• Entries supplied:
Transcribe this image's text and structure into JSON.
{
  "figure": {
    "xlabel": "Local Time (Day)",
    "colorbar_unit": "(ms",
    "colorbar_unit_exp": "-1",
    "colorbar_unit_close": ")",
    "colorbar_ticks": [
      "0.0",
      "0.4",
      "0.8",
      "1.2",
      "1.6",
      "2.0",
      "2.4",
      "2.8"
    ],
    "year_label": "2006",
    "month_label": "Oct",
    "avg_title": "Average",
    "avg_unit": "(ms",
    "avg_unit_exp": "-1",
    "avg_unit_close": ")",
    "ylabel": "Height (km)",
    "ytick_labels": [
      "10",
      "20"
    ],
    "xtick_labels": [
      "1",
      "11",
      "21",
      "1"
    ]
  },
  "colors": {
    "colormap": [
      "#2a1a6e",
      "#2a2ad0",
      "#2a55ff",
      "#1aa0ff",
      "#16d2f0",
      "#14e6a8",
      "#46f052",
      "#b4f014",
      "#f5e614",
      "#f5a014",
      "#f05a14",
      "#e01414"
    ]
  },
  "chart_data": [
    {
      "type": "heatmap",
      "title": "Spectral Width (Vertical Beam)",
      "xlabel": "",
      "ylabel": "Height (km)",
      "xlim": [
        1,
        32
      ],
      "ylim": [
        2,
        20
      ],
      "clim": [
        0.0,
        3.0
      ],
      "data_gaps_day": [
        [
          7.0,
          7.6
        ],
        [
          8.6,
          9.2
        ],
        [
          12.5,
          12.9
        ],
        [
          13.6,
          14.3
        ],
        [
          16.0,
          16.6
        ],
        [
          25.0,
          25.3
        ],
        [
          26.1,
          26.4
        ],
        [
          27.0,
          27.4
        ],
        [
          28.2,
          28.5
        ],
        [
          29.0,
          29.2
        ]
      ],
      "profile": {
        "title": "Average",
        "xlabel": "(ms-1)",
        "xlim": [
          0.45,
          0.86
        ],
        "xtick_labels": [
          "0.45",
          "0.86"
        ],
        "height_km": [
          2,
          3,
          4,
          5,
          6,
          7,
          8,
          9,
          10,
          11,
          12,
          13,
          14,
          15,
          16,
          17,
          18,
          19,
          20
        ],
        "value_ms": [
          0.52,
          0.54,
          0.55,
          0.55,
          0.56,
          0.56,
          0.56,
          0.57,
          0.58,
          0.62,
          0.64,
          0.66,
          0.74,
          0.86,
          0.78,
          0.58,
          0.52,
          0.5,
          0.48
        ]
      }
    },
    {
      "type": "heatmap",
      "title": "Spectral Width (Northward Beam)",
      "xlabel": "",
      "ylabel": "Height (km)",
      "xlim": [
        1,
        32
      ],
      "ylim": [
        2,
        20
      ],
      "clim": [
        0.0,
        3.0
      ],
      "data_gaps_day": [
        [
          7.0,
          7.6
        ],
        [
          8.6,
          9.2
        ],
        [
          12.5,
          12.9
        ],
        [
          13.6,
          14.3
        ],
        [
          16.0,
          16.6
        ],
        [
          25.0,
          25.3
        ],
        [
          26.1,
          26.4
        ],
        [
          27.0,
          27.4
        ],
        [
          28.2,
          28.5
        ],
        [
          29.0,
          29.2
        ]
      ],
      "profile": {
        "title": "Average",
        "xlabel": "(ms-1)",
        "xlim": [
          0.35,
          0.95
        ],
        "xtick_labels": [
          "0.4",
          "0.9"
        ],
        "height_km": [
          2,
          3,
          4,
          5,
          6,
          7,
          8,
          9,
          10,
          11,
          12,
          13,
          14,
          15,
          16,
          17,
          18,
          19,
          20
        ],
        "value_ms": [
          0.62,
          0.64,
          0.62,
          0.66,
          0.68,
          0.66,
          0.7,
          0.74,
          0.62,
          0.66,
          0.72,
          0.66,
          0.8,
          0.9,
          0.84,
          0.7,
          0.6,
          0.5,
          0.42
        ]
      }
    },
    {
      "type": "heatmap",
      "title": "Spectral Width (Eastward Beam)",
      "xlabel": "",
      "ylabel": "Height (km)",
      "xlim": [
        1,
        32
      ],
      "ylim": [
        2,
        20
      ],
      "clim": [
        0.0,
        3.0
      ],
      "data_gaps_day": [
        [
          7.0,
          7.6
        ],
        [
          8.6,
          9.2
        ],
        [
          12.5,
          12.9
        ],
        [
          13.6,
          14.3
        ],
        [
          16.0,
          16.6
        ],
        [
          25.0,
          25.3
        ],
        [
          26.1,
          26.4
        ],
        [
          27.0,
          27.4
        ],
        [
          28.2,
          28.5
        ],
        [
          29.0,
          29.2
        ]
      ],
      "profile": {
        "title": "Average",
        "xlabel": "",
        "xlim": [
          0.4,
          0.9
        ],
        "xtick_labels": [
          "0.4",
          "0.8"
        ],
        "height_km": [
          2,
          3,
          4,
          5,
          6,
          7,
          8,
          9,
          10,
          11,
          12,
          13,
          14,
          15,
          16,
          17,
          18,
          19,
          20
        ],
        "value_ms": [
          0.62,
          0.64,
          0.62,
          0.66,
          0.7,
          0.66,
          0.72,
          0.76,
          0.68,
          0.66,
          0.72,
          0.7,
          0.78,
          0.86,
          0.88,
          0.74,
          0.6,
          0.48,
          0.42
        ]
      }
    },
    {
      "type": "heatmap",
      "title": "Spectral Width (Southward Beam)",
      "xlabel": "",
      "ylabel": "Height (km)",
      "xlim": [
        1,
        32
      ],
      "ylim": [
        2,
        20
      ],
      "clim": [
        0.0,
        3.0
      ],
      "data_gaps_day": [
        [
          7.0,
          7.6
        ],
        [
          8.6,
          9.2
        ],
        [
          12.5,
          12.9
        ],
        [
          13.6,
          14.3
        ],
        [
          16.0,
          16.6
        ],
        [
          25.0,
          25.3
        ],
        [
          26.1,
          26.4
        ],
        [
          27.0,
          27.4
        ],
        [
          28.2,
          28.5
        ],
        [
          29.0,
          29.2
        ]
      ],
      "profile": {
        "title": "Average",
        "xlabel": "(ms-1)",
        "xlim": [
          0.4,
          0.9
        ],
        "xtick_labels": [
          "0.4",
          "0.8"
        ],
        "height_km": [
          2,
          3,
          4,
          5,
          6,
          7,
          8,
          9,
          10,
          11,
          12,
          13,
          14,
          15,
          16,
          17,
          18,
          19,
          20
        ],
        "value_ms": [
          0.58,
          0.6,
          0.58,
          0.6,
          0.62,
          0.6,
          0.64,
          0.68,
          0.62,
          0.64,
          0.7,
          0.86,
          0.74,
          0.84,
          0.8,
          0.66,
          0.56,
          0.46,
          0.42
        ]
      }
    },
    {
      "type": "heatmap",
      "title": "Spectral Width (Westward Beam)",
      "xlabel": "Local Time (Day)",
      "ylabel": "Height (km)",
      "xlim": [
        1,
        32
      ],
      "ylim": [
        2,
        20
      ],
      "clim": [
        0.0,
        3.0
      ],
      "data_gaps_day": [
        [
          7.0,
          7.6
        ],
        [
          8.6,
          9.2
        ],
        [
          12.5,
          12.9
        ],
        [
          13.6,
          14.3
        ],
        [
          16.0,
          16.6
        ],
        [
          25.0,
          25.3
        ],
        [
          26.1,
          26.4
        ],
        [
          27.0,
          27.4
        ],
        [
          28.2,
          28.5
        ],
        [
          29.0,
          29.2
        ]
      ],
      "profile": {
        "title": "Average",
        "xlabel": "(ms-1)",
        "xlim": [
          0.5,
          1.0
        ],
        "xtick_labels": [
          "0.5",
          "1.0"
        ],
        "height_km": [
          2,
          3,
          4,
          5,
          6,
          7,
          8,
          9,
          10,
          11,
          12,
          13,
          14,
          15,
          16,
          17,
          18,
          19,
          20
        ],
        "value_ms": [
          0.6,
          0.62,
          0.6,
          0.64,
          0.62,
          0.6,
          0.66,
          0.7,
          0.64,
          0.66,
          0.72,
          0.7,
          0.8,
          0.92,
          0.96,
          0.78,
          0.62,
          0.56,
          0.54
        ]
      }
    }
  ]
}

• Work to complete: Search the records for the word "Beam", then list every line that has it.

• Answer to the exercise:
      "title": "Spectral Width (Vertical Beam)",
      "title": "Spectral Width (Northward Beam)",
      "title": "Spectral Width (Eastward Beam)",
      "title": "Spectral Width (Southward Beam)",
      "title": "Spectral Width (Westward Beam)",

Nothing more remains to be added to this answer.